FRAGMENTO DE TEXTO:
/---

‘El séptimo sello’ es la puesta en escena de un retablo cuyo último objetivo es desbaratar las dudas sobre la existencia de Dios y sobre la inevitabilidad de la muerte. Objetivos, claro está, que no consigue. Bergman hizo esta película como quien se sacude el polvo de la ropa: un rodaje al abordaje y un sentido del humor que contrasta con la seriedad del lúgubre mensaje. El contraste no está sólo en los hilos que sujetan la narración: la Muerte y la Luz, la epidemia y la esperanza, el Caballero y los juglares, la realidad y la ficción escénica. También está ese contraste en el cuadro y lo que retrata: un blanco y negro sublime, el mar, las piedras, los nubarrones…, el blanquinegro del ajedrez con los dos contrastados contendientes que vuelven, ambos, de las Cruzadas, la Muerte y el Caballero.

\---

Datos de reconocimiento de la estructura del documento:
/---

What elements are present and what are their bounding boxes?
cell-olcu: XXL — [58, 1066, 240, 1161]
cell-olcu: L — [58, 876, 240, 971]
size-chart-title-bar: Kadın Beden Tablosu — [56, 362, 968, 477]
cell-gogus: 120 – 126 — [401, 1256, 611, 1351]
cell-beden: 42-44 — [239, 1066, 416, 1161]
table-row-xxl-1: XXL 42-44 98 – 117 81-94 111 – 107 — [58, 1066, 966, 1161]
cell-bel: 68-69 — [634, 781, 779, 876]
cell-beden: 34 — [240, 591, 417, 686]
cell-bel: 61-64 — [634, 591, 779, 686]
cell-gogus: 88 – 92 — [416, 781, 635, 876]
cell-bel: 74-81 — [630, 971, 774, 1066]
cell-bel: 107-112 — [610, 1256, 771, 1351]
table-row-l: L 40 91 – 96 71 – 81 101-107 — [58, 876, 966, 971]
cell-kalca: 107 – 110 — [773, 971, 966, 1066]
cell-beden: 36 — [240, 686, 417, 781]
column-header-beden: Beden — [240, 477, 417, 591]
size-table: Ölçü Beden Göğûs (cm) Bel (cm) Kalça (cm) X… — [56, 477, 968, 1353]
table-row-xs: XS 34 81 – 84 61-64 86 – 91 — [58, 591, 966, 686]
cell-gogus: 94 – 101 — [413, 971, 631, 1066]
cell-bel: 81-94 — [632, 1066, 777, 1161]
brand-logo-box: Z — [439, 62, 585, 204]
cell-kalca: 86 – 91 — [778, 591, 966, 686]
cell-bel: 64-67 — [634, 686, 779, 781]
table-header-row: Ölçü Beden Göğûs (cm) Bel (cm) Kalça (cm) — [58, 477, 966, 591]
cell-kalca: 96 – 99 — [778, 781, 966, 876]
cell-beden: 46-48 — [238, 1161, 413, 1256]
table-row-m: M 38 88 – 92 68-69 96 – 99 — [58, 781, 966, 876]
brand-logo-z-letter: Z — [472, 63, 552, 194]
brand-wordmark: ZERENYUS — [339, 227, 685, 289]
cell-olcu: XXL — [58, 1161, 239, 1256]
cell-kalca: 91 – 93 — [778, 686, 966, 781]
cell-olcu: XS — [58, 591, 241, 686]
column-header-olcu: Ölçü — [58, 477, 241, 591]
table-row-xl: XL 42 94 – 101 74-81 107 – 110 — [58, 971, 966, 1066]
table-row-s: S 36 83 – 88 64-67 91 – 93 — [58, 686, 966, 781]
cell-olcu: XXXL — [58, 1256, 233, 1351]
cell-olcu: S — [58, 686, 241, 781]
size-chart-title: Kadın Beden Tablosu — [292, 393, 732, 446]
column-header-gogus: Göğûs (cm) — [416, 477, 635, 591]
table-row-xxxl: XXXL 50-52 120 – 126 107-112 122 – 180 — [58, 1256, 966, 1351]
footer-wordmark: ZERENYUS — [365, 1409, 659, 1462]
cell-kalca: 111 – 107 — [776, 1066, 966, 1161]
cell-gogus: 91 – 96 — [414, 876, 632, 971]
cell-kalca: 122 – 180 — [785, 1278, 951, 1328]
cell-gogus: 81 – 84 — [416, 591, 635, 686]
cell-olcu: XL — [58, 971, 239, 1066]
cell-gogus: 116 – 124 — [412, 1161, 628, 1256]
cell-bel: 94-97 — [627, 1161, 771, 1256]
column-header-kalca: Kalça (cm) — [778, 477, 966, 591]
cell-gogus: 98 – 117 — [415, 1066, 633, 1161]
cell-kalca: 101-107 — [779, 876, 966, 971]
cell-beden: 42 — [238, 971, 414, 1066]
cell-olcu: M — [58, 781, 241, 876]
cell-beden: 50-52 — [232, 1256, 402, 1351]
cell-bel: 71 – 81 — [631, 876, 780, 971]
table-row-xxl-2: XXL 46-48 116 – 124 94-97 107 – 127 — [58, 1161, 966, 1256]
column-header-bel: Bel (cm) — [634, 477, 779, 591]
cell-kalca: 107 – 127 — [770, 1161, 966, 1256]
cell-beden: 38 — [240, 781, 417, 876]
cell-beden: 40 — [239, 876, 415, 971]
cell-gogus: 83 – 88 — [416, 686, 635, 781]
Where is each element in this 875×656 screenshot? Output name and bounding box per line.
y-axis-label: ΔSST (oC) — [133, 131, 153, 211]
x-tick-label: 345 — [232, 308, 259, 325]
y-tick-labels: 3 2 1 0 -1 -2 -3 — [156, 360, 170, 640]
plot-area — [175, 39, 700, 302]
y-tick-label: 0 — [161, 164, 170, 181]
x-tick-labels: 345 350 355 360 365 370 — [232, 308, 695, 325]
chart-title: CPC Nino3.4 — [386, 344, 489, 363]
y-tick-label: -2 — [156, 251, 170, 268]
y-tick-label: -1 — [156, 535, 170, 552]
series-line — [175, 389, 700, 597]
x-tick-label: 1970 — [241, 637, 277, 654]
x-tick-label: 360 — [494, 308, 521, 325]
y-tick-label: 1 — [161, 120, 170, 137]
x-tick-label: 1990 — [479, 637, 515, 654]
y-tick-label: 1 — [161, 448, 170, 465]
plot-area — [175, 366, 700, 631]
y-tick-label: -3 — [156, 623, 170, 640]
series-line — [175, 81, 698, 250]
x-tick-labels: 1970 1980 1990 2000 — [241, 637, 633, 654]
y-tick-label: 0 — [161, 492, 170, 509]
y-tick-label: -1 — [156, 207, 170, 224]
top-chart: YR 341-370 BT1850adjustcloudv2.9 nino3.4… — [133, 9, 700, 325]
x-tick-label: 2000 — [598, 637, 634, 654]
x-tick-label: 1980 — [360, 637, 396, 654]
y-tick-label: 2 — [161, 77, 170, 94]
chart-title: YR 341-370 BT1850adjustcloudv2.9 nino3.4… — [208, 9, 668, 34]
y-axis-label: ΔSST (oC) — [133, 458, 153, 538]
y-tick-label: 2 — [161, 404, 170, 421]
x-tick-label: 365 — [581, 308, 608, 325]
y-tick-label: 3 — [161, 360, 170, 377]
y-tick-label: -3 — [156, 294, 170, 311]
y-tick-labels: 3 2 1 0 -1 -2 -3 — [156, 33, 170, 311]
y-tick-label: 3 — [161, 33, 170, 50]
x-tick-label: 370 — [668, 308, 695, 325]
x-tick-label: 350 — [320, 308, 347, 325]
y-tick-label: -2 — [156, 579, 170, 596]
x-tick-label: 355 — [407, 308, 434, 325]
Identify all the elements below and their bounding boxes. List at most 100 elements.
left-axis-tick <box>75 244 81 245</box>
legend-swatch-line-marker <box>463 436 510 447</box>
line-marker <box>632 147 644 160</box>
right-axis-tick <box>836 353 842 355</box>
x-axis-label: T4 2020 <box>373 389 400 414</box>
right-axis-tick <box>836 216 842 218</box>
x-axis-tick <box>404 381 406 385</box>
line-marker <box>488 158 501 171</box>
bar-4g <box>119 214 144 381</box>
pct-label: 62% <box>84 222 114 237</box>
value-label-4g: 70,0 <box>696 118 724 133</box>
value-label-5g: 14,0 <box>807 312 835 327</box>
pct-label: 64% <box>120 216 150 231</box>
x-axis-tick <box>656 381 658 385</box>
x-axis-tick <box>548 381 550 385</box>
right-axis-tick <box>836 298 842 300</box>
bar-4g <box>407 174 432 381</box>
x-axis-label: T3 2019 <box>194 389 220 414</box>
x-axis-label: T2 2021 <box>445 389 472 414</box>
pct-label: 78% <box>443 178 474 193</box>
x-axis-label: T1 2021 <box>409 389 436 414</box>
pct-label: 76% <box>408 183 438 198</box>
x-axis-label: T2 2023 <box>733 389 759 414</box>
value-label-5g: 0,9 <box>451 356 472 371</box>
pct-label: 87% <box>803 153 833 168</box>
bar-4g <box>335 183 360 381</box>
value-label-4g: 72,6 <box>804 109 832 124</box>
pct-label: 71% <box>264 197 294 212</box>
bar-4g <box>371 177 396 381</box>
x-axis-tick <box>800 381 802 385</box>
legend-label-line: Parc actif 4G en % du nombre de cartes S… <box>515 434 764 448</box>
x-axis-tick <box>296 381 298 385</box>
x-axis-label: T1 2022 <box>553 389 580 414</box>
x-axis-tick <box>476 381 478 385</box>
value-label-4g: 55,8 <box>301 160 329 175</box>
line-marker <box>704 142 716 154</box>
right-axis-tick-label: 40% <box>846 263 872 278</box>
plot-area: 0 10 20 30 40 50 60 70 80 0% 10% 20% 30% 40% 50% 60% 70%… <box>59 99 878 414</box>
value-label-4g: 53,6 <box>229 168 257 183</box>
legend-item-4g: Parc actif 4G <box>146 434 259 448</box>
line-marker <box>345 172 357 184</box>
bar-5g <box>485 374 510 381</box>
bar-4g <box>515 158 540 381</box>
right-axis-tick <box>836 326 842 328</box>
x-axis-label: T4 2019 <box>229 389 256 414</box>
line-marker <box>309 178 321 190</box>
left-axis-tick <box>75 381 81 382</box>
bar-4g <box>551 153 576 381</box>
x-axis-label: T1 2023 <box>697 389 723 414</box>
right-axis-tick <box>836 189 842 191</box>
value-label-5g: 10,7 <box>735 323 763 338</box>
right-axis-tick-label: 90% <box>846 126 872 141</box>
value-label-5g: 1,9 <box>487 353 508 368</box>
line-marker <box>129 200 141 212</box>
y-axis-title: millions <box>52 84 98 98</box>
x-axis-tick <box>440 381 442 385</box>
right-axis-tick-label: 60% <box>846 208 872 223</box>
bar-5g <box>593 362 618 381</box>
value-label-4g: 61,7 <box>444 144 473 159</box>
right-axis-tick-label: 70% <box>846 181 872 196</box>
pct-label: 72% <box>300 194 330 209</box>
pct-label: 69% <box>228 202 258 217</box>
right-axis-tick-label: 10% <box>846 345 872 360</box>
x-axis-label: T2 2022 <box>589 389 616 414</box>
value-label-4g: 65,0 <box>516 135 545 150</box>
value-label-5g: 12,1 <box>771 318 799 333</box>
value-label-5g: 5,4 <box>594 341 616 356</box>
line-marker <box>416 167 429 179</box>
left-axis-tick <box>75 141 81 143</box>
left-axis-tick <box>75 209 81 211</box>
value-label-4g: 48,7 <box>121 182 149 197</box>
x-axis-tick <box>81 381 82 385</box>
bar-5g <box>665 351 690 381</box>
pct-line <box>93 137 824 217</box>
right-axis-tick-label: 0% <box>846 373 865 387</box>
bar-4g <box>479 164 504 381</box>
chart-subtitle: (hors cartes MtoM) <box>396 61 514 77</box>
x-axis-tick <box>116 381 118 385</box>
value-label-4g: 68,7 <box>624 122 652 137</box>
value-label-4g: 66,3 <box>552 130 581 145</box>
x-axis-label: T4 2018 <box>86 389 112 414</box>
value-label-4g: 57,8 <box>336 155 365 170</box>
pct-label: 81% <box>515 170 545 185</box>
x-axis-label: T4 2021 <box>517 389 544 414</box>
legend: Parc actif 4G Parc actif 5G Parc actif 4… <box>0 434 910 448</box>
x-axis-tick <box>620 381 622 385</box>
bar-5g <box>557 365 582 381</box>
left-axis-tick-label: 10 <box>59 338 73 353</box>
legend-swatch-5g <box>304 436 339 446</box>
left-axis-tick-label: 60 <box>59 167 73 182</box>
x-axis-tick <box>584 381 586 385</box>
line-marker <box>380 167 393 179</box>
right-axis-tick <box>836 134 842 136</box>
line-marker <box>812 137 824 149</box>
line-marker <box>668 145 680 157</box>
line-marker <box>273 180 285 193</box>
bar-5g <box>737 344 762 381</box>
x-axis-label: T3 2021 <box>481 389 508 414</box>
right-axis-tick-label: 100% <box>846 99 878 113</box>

\---

TAREAS POR REALIZAR:
[1] Explica en una a tres oraciones qué quiere decir el texto sobre ‘El séptimo sello’ al afirmar que Bergman hizo la película «como quien se sacude el polvo de la ropa».
[2] Responde a estas preguntas según el texto sobre ‘El séptimo sello’:
(a) ¿Sobre qué dos cuestiones busca desbaratar las dudas el retablo?
(b) ¿Qué elementos del paisaje se citan junto al blanco y negro?
(c) ¿De dónde vuelven la Muerte y el Caballero?
[3] Prosigue el texto sobre ‘El séptimo sello’ a partir de su última oración.

RESPUESTAS:
[1] Bergman la hizo con un rodaje al abordaje. También le puso un sentido del humor que contrasta con la seriedad de su lúgubre mensaje.

[2]
(a) Sobre la existencia de Dios y sobre la inevitabilidad de la muerte.
(b) El mar, las piedras y los nubarrones.
(c) De las Cruzadas.

[3]
Como todo Bergman, ‘El séptimo sello’ exuda sus obsesiones y sus intimidades, todas enlazadas como en esa misma Danza macabra con la que termina la película. Aunque si bien es ésta una obra para irte deshojando tus propias margaritas, para enredarte en su cerezal de metáforas, lo que se pega de ella como arroz quemado es media docena de imágenes tan poderosas que la absorben casi por completo: la de la partida de ajedrez al borde del mar; la de la Muerte serrando el Árbol con el juglar encima; la de los primeros planos de la bruja condenada a la hoguera, con su vago halo dreyeriano; la del carromato de juglares escapando de la muerte; la de la Danza final que se recorta negra contra las nubes…
A pesar de la absoluta redondez de la película, mi impresión es que era en realidad una puerta que buscaba y encontró Bergman por la que adentrarse en terrenos aún más íntimos y profundos. Su cine a partir de ‘El séptimo sello’ es esclarecedor.